## Begin Records provided

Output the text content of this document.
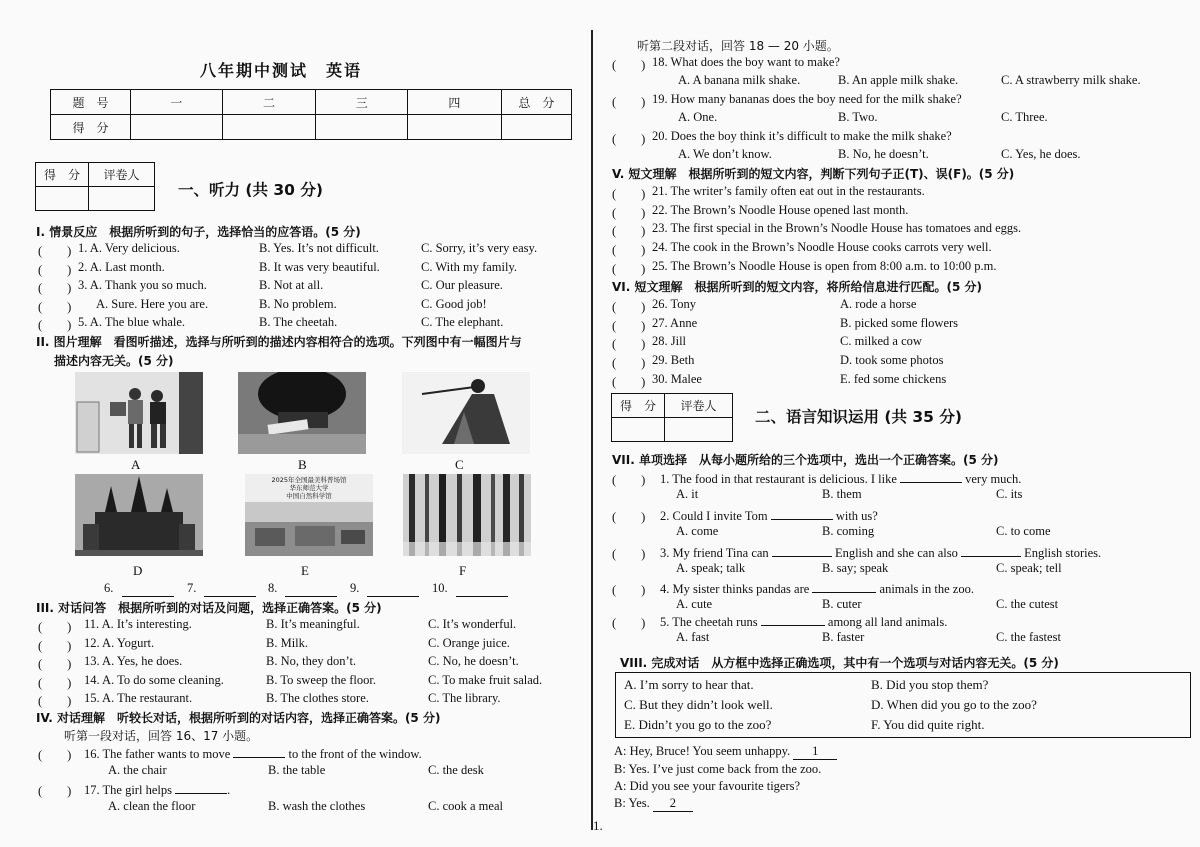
八年期中测试　英语
题　号	一	二	三	四	总　分
得　分					
得　分	评卷人

一、听力 (共 30 分)
I. 情景反应　根据所听到的句子，选择恰当的应答语。(5 分)
(　　) 1. A. Very delicious.	B. Yes. It’s not difficult.	C. Sorry, it’s very easy.
(　　) 2. A. Last month.	B. It was very beautiful.	C. With my family.
(　　) 3. A. Thank you so much.	B. Not at all.	C. Our pleasure.
(　　) A. Sure. Here you are.	B. No problem.	C. Good job!
(　　) 5. A. The blue whale.	B. The cheetah.	C. The elephant.
II. 图片理解　看图听描述，选择与所听到的描述内容相符合的选项。下列图中有一幅图片与
描述内容无关。(5 分)
A	B	C
2025年全国最美科普场馆
华东师范大学
中国自然科学馆
D	E	F
6.	7.	8.	9.	10.
III. 对话问答　根据所听到的对话及问题，选择正确答案。(5 分)
(　　) 11. A. It’s interesting.	B. It’s meaningful.	C. It’s wonderful.
(　　) 12. A. Yogurt.	B. Milk.	C. Orange juice.
(　　) 13. A. Yes, he does.	B. No, they don’t.	C. No, he doesn’t.
(　　) 14. A. To do some cleaning.	B. To sweep the floor.	C. To make fruit salad.
(　　) 15. A. The restaurant.	B. The clothes store.	C. The library.
IV. 对话理解　听较长对话，根据所听到的对话内容，选择正确答案。(5 分)
听第一段对话，回答 16、17 小题。
(　　) 16. The father wants to move	to the front of the window.
A. the chair	B. the table	C. the desk
(　　) 17. The girl helps	.
A. clean the floor	B. wash the clothes	C. cook a meal
听第二段对话，回答 18 — 20 小题。
(　　) 18. What does the boy want to make?
A. A banana milk shake.	B. An apple milk shake.	C. A strawberry milk shake.
(　　) 19. How many bananas does the boy need for the milk shake?
A. One.	B. Two.	C. Three.
(　　) 20. Does the boy think it’s difficult to make the milk shake?
A. We don’t know.	B. No, he doesn’t.	C. Yes, he does.
V. 短文理解　根据所听到的短文内容，判断下列句子正(T)、误(F)。(5 分)
(　　) 21. The writer’s family often eat out in the restaurants.
(　　) 22. The Brown’s Noodle House opened last month.
(　　) 23. The first special in the Brown’s Noodle House has tomatoes and eggs.
(　　) 24. The cook in the Brown’s Noodle House cooks carrots very well.
(　　) 25. The Brown’s Noodle House is open from 8:00 a.m. to 10:00 p.m.
VI. 短文理解　根据所听到的短文内容，将所给信息进行匹配。(5 分)
(　　) 26. Tony	A. rode a horse
(　　) 27. Anne	B. picked some flowers
(　　) 28. Jill	C. milked a cow
(　　) 29. Beth	D. took some photos
(　　) 30. Malee	E. fed some chickens
得　分	评卷人

二、语言知识运用 (共 35 分)
VII. 单项选择　从每小题所给的三个选项中，选出一个正确答案。(5 分)
(　　) 1. The food in that restaurant is delicious. I like	very much.
A. it	B. them	C. its
(　　) 2. Could I invite Tom	with us?
A. come	B. coming	C. to come
(　　) 3. My friend Tina can	English and she can also	English stories.
A. speak; talk	B. say; speak	C. speak; tell
(　　) 4. My sister thinks pandas are	animals in the zoo.
A. cute	B. cuter	C. the cutest
(　　) 5. The cheetah runs	among all land animals.
A. fast	B. faster	C. the fastest
VIII. 完成对话　从方框中选择正确选项，其中有一个选项与对话内容无关。(5 分)
A. I’m sorry to hear that.	B. Did you stop them?
C. But they didn’t look well.	D. When did you go to the zoo?
E. Didn’t you go to the zoo?	F. You did quite right.
A: Hey, Bruce! You seem unhappy. 1
B: Yes. I’ve just come back from the zoo.
A: Did you see your favourite tigers?
B: Yes. 2
1.
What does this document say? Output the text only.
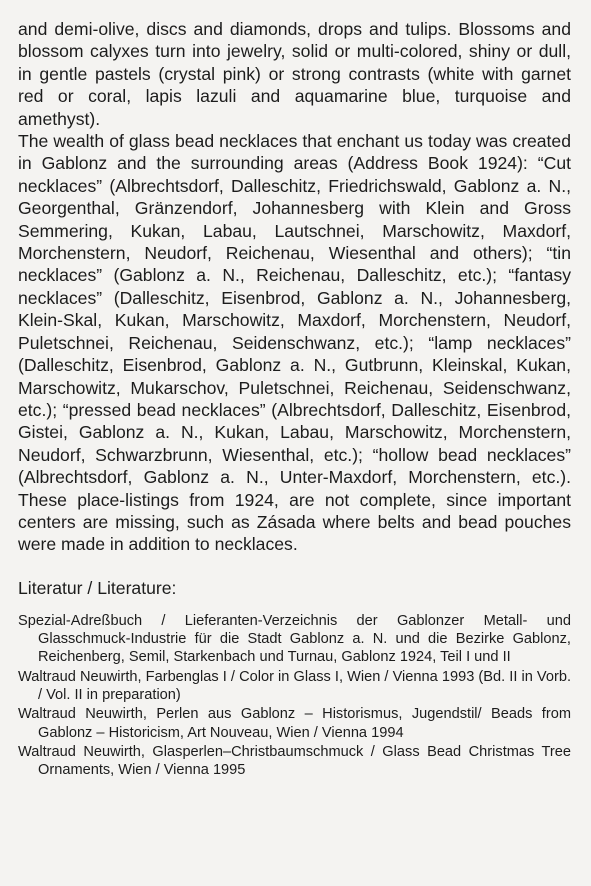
and demi-olive, discs and diamonds, drops and tulips. Blossoms and blossom calyxes turn into jewelry, solid or multi-colored, shiny or dull, in gentle pastels (crystal pink) or strong contrasts (white with garnet red or coral, lapis lazuli and aquamarine blue, turquoise and amethyst).

The wealth of glass bead necklaces that enchant us today was created in Gablonz and the surrounding areas (Address Book 1924): “Cut necklaces” (Albrechtsdorf, Dalleschitz, Friedrichswald, Gablonz a. N., Georgenthal, Gränzendorf, Johannesberg with Klein and Gross Semmering, Kukan, Labau, Lautschnei, Marschowitz, Maxdorf, Morchenstern, Neudorf, Reichenau, Wiesenthal and others); “tin necklaces” (Gablonz a. N., Reichenau, Dalleschitz, etc.); “fantasy necklaces” (Dalleschitz, Eisenbrod, Gablonz a. N., Johannesberg, Klein-Skal, Kukan, Marschowitz, Maxdorf, Morchenstern, Neudorf, Puletschnei, Reichenau, Seidenschwanz, etc.); “lamp necklaces” (Dalleschitz, Eisenbrod, Gablonz a. N., Gutbrunn, Kleinskal, Kukan, Marschowitz, Mukarschov, Puletschnei, Reichenau, Seidenschwanz, etc.); “pressed bead necklaces” (Albrechtsdorf, Dalleschitz, Eisenbrod, Gistei, Gablonz a. N., Kukan, Labau, Marschowitz, Morchenstern, Neudorf, Schwarzbrunn, Wiesenthal, etc.); “hollow bead necklaces” (Albrechtsdorf, Gablonz a. N., Unter-Maxdorf, Morchenstern, etc.). These place-listings from 1924, are not complete, since important centers are missing, such as Zásada where belts and bead pouches were made in addition to necklaces.

Literatur / Literature:
Spezial-Adreßbuch / Lieferanten-Verzeichnis der Gablonzer Metall- und Glasschmuck-Industrie für die Stadt Gablonz a. N. und die Bezirke Gablonz, Reichenberg, Semil, Starkenbach und Turnau, Gablonz 1924, Teil I und II
Waltraud Neuwirth, Farbenglas I / Color in Glass I, Wien / Vienna 1993 (Bd. II in Vorb. / Vol. II in preparation)
Waltraud Neuwirth, Perlen aus Gablonz – Historismus, Jugendstil/ Beads from Gablonz – Historicism, Art Nouveau, Wien / Vienna 1994
Waltraud Neuwirth, Glasperlen–Christbaumschmuck / Glass Bead Christmas Tree Ornaments, Wien / Vienna 1995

## End Records provided

* **Exercise**: The lines above form a set of records; determine how many of them contain the string "Neuwirth" and give that number alone.

* **Written reply**: 3